• **Task goal**
Copy out the lines that have "comparison" in them.

• **Data supplied**

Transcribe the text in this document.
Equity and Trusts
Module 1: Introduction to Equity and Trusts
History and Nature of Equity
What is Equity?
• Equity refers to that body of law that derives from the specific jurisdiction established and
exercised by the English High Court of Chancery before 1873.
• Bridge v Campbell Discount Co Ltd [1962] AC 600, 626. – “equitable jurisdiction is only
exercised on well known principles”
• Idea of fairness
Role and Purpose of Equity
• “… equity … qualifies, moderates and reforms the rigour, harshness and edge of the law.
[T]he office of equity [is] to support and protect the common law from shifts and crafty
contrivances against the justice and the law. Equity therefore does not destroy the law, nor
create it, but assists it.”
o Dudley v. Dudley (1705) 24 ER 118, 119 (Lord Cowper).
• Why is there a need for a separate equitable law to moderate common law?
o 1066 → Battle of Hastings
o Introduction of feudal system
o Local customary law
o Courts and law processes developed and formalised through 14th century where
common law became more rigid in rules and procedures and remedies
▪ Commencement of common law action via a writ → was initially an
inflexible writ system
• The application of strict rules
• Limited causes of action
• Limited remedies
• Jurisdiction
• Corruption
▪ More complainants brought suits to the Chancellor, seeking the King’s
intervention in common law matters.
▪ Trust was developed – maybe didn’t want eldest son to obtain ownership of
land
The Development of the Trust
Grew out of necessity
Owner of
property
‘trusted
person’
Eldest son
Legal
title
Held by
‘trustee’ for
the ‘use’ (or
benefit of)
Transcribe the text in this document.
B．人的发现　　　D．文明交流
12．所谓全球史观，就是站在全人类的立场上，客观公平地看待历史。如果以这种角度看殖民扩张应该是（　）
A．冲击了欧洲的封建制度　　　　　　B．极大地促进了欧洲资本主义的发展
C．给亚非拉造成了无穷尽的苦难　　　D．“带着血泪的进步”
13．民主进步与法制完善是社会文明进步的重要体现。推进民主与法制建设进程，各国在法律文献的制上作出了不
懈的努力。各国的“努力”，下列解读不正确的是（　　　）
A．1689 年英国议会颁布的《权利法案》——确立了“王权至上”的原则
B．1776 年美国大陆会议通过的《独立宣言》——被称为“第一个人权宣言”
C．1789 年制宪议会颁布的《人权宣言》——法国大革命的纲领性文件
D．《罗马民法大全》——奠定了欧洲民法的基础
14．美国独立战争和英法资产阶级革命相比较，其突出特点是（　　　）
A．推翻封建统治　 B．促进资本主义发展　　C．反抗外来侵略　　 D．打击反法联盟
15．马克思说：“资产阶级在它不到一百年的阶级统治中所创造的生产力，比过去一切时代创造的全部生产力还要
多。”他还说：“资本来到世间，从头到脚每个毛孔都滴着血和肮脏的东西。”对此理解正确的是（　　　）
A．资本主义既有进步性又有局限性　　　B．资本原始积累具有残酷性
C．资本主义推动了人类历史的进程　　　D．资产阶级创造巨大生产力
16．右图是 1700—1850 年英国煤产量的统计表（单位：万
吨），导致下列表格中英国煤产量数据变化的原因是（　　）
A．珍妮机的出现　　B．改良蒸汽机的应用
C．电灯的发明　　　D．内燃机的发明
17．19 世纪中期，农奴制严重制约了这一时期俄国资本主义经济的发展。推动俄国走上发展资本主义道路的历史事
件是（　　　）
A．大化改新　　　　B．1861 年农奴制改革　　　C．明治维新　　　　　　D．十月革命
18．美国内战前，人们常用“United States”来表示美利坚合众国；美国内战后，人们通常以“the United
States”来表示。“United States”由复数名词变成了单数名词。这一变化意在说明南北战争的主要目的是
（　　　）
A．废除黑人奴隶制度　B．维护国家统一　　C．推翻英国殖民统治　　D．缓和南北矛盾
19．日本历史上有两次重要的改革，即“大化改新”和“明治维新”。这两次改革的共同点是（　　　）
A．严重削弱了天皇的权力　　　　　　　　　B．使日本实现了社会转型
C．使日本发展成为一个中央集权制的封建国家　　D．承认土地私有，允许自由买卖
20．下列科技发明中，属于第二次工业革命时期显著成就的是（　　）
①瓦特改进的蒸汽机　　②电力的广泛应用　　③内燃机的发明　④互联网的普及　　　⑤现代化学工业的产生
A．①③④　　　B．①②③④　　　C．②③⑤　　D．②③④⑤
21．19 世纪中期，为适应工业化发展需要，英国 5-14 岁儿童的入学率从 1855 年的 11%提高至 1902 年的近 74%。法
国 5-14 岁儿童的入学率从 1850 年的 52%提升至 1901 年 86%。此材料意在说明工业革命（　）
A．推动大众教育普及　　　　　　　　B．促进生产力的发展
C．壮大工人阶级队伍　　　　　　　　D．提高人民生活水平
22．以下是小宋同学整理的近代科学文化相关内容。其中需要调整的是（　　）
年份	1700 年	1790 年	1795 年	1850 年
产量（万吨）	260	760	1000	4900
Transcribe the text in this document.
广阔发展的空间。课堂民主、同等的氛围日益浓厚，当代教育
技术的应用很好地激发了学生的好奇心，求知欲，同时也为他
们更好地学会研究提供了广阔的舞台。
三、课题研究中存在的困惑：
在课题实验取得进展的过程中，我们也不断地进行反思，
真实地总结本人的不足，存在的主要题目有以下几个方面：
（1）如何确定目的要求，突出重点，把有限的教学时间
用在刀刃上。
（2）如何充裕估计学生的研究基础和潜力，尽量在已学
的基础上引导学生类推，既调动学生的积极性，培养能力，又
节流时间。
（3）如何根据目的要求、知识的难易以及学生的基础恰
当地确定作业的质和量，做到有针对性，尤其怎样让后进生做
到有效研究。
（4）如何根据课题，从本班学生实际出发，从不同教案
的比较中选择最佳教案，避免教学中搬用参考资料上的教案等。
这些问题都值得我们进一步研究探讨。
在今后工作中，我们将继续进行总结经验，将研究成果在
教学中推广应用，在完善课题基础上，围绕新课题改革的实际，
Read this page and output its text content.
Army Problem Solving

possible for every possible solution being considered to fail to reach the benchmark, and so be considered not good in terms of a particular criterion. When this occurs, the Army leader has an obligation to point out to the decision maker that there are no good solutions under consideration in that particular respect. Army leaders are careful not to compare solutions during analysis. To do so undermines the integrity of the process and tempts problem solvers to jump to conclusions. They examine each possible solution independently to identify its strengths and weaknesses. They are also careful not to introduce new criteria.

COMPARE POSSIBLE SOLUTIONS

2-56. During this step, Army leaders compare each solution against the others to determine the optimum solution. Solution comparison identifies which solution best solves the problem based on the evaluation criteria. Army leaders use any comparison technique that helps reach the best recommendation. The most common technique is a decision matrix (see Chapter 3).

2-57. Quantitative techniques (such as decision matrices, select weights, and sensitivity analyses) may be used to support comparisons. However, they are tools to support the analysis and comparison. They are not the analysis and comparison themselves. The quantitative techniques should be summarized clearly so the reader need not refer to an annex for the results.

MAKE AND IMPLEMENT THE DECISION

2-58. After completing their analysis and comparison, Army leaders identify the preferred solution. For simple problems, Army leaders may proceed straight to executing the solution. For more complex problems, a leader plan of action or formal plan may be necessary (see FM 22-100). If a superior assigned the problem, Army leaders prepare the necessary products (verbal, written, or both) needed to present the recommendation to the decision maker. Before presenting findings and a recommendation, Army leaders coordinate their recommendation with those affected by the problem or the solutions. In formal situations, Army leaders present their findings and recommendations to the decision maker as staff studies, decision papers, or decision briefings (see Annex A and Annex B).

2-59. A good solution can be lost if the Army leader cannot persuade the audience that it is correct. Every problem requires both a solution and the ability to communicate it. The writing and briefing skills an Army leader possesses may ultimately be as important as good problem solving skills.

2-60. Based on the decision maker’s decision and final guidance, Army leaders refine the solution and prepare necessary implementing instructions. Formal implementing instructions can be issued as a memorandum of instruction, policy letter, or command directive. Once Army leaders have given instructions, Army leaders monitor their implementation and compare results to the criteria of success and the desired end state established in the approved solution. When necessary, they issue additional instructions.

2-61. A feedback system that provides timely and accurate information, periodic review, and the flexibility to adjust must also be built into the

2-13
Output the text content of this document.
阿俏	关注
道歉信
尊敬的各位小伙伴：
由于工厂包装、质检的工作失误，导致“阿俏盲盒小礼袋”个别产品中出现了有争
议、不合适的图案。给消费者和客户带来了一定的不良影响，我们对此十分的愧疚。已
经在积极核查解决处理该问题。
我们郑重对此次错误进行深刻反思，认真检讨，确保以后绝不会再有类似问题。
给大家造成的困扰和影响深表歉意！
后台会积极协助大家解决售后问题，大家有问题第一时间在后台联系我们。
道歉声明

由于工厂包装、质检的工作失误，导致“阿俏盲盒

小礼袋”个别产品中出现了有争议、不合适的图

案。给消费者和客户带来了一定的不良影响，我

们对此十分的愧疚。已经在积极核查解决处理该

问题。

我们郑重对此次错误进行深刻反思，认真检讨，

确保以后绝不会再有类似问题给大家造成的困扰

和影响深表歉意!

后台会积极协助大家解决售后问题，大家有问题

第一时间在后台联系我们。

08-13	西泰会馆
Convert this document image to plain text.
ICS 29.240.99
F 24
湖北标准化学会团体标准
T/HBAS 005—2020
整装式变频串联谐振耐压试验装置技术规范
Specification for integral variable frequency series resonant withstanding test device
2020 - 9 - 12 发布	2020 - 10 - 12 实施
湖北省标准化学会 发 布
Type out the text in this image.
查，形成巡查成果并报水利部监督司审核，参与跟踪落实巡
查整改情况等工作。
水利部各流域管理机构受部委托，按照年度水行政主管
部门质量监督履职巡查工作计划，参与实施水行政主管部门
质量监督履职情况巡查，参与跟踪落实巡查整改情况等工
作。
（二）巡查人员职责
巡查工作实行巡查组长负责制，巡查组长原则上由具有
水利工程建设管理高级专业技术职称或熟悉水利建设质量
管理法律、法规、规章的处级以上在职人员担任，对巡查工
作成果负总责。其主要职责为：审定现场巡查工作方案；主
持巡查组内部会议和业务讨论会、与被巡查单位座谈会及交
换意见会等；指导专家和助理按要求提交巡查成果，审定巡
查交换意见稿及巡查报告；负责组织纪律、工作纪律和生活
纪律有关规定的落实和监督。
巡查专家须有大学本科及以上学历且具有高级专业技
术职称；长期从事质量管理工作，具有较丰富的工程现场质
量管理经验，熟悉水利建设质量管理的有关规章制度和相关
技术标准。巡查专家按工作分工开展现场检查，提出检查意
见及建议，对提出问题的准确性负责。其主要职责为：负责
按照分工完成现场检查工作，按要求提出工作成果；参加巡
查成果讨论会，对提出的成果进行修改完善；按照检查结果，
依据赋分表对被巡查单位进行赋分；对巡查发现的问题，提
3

• **Output of the task**
2-56. During this step, Army leaders compare each solution against the others to determine the optimum solution. Solution comparison identifies which solution best solves the problem based on the evaluation criteria. Army leaders use any comparison technique that helps reach the best recommendation. The most common technique is a decision matrix (see Chapter 3).
2-57. Quantitative techniques (such as decision matrices, select weights, and sensitivity analyses) may be used to support comparisons. However, they are tools to support the analysis and comparison. They are not the analysis and comparison themselves. The quantitative techniques should be summarized clearly so the reader need not refer to an annex for the results.
2-58. After completing their analysis and comparison, Army leaders identify the preferred solution. For simple problems, Army leaders may proceed straight to executing the solution. For more complex problems, a leader plan of action or formal plan may be necessary (see FM 22-100). If a superior assigned the problem, Army leaders prepare the necessary products (verbal, written, or both) needed to present the recommendation to the decision maker. Before presenting findings and a recommendation, Army leaders coordinate their recommendation with those affected by the problem or the solutions. In formal situations, Army leaders present their findings and recommendations to the decision maker as staff studies, decision papers, or decision briefings (see Annex A and Annex B).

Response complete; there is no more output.